→ **What to produce**
Drop all images and give the records again exactly.

START Records provided

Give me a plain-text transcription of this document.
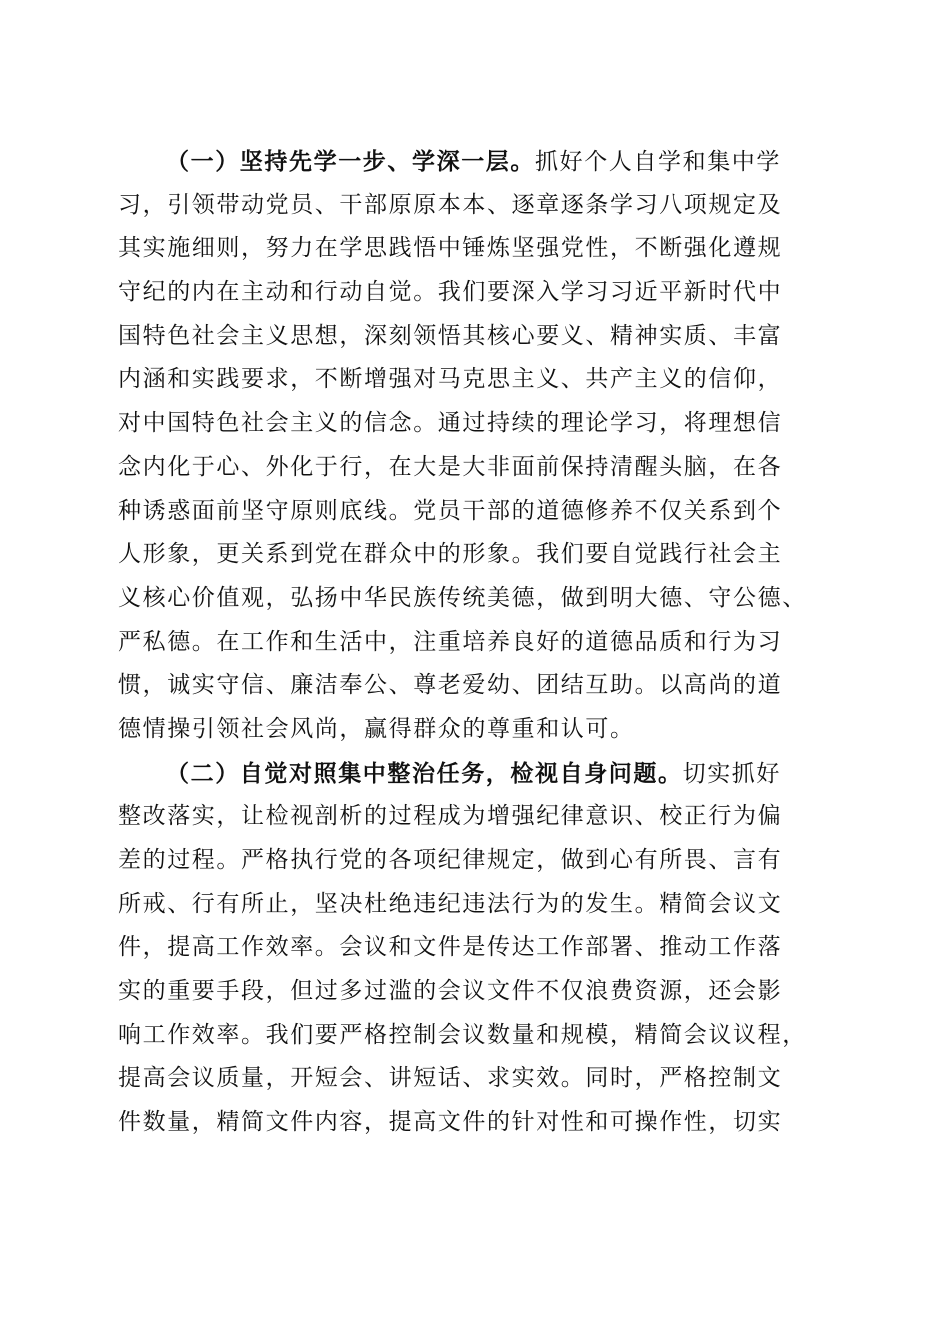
（一）坚持先学一步、学深一层。抓好个人自学和集中学
习，引领带动党员、干部原原本本、逐章逐条学习八项规定及
其实施细则，努力在学思践悟中锤炼坚强党性，不断强化遵规
守纪的内在主动和行动自觉。我们要深入学习习近平新时代中
国特色社会主义思想，深刻领悟其核心要义、精神实质、丰富
内涵和实践要求，不断增强对马克思主义、共产主义的信仰，
对中国特色社会主义的信念。通过持续的理论学习，将理想信
念内化于心、外化于行，在大是大非面前保持清醒头脑，在各
种诱惑面前坚守原则底线。党员干部的道德修养不仅关系到个
人形象，更关系到党在群众中的形象。我们要自觉践行社会主
义核心价值观，弘扬中华民族传统美德，做到明大德、守公德、
严私德。在工作和生活中，注重培养良好的道德品质和行为习
惯，诚实守信、廉洁奉公、尊老爱幼、团结互助。以高尚的道
德情操引领社会风尚，赢得群众的尊重和认可。
（二）自觉对照集中整治任务，检视自身问题。切实抓好
整改落实，让检视剖析的过程成为增强纪律意识、校正行为偏
差的过程。严格执行党的各项纪律规定，做到心有所畏、言有
所戒、行有所止，坚决杜绝违纪违法行为的发生。精简会议文
件，提高工作效率。会议和文件是传达工作部署、推动工作落
实的重要手段，但过多过滥的会议文件不仅浪费资源，还会影
响工作效率。我们要严格控制会议数量和规模，精简会议议程，
提高会议质量，开短会、讲短话、求实效。同时，严格控制文
件数量，精简文件内容，提高文件的针对性和可操作性，切实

END Records provided

→ **Result of the exercise**
Give me a plain-text transcription of this document.
（一）坚持先学一步、学深一层。抓好个人自学和集中学
习，引领带动党员、干部原原本本、逐章逐条学习八项规定及
其实施细则，努力在学思践悟中锤炼坚强党性，不断强化遵规
守纪的内在主动和行动自觉。我们要深入学习习近平新时代中
国特色社会主义思想，深刻领悟其核心要义、精神实质、丰富
内涵和实践要求，不断增强对马克思主义、共产主义的信仰，
对中国特色社会主义的信念。通过持续的理论学习，将理想信
念内化于心、外化于行，在大是大非面前保持清醒头脑，在各
种诱惑面前坚守原则底线。党员干部的道德修养不仅关系到个
人形象，更关系到党在群众中的形象。我们要自觉践行社会主
义核心价值观，弘扬中华民族传统美德，做到明大德、守公德、
严私德。在工作和生活中，注重培养良好的道德品质和行为习
惯，诚实守信、廉洁奉公、尊老爱幼、团结互助。以高尚的道
德情操引领社会风尚，赢得群众的尊重和认可。
（二）自觉对照集中整治任务，检视自身问题。切实抓好
整改落实，让检视剖析的过程成为增强纪律意识、校正行为偏
差的过程。严格执行党的各项纪律规定，做到心有所畏、言有
所戒、行有所止，坚决杜绝违纪违法行为的发生。精简会议文
件，提高工作效率。会议和文件是传达工作部署、推动工作落
实的重要手段，但过多过滥的会议文件不仅浪费资源，还会影
响工作效率。我们要严格控制会议数量和规模，精简会议议程，
提高会议质量，开短会、讲短话、求实效。同时，严格控制文
件数量，精简文件内容，提高文件的针对性和可操作性，切实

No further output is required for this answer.